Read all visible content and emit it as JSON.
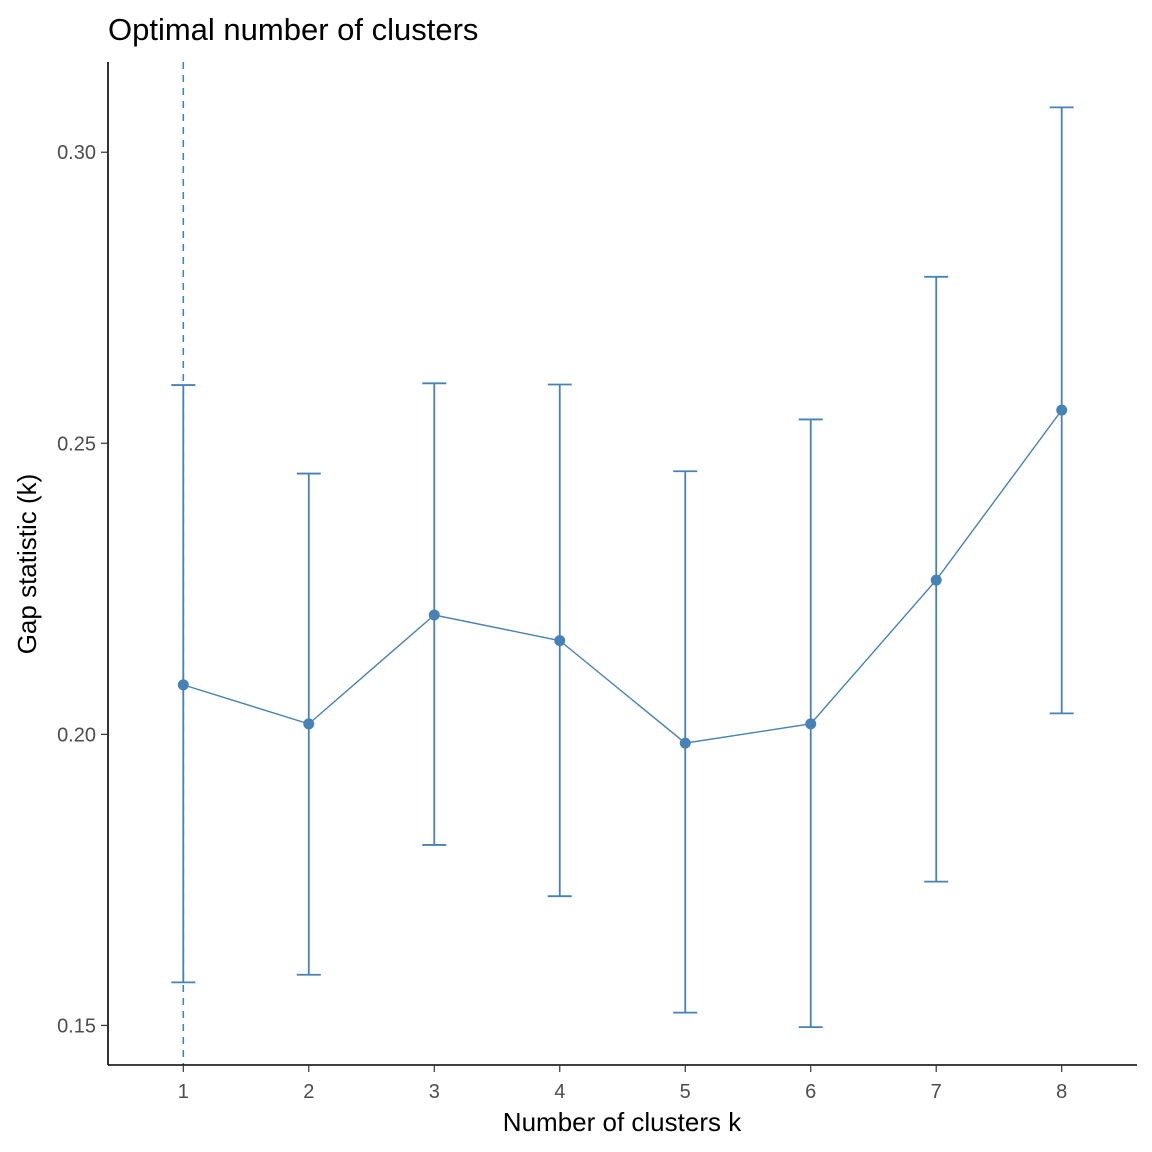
{
  "chart_data": {
    "type": "line",
    "title": "Optimal number of clusters",
    "xlabel": "Number of clusters k",
    "ylabel": "Gap statistic (k)",
    "x": [
      1,
      2,
      3,
      4,
      5,
      6,
      7,
      8
    ],
    "x_tick_labels": [
      "1",
      "2",
      "3",
      "4",
      "5",
      "6",
      "7",
      "8"
    ],
    "y_ticks": [
      0.15,
      0.2,
      0.25,
      0.3
    ],
    "y_tick_labels": [
      "0.15",
      "0.20",
      "0.25",
      "0.30"
    ],
    "xlim": [
      0.4,
      8.6
    ],
    "ylim": [
      0.1432,
      0.3155
    ],
    "series": [
      {
        "values": [
          0.2085,
          0.2018,
          0.2205,
          0.2161,
          0.1985,
          0.2018,
          0.2265,
          0.2557
        ],
        "error_low": [
          0.1574,
          0.1587,
          0.181,
          0.1722,
          0.1522,
          0.1497,
          0.1747,
          0.2036
        ],
        "error_high": [
          0.26,
          0.2448,
          0.2603,
          0.2601,
          0.2452,
          0.2541,
          0.2786,
          0.3077
        ]
      }
    ],
    "optimal_k_line": 1,
    "grid": false,
    "legend": "none",
    "colors": {
      "series": "#4682B4",
      "axis": "#000000",
      "tick_label": "#4d4d4d"
    }
  }
}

### Given exercise:
Quote every record above exactly, leaving out any pictures.

### Answer:
Read all visible content and emit it as JSON.
{
  "chart_data": {
    "type": "line",
    "title": "Optimal number of clusters",
    "xlabel": "Number of clusters k",
    "ylabel": "Gap statistic (k)",
    "x": [
      1,
      2,
      3,
      4,
      5,
      6,
      7,
      8
    ],
    "x_tick_labels": [
      "1",
      "2",
      "3",
      "4",
      "5",
      "6",
      "7",
      "8"
    ],
    "y_ticks": [
      0.15,
      0.2,
      0.25,
      0.3
    ],
    "y_tick_labels": [
      "0.15",
      "0.20",
      "0.25",
      "0.30"
    ],
    "xlim": [
      0.4,
      8.6
    ],
    "ylim": [
      0.1432,
      0.3155
    ],
    "series": [
      {
        "values": [
          0.2085,
          0.2018,
          0.2205,
          0.2161,
          0.1985,
          0.2018,
          0.2265,
          0.2557
        ],
        "error_low": [
          0.1574,
          0.1587,
          0.181,
          0.1722,
          0.1522,
          0.1497,
          0.1747,
          0.2036
        ],
        "error_high": [
          0.26,
          0.2448,
          0.2603,
          0.2601,
          0.2452,
          0.2541,
          0.2786,
          0.3077
        ]
      }
    ],
    "optimal_k_line": 1,
    "grid": false,
    "legend": "none",
    "colors": {
      "series": "#4682B4",
      "axis": "#000000",
      "tick_label": "#4d4d4d"
    }
  }
}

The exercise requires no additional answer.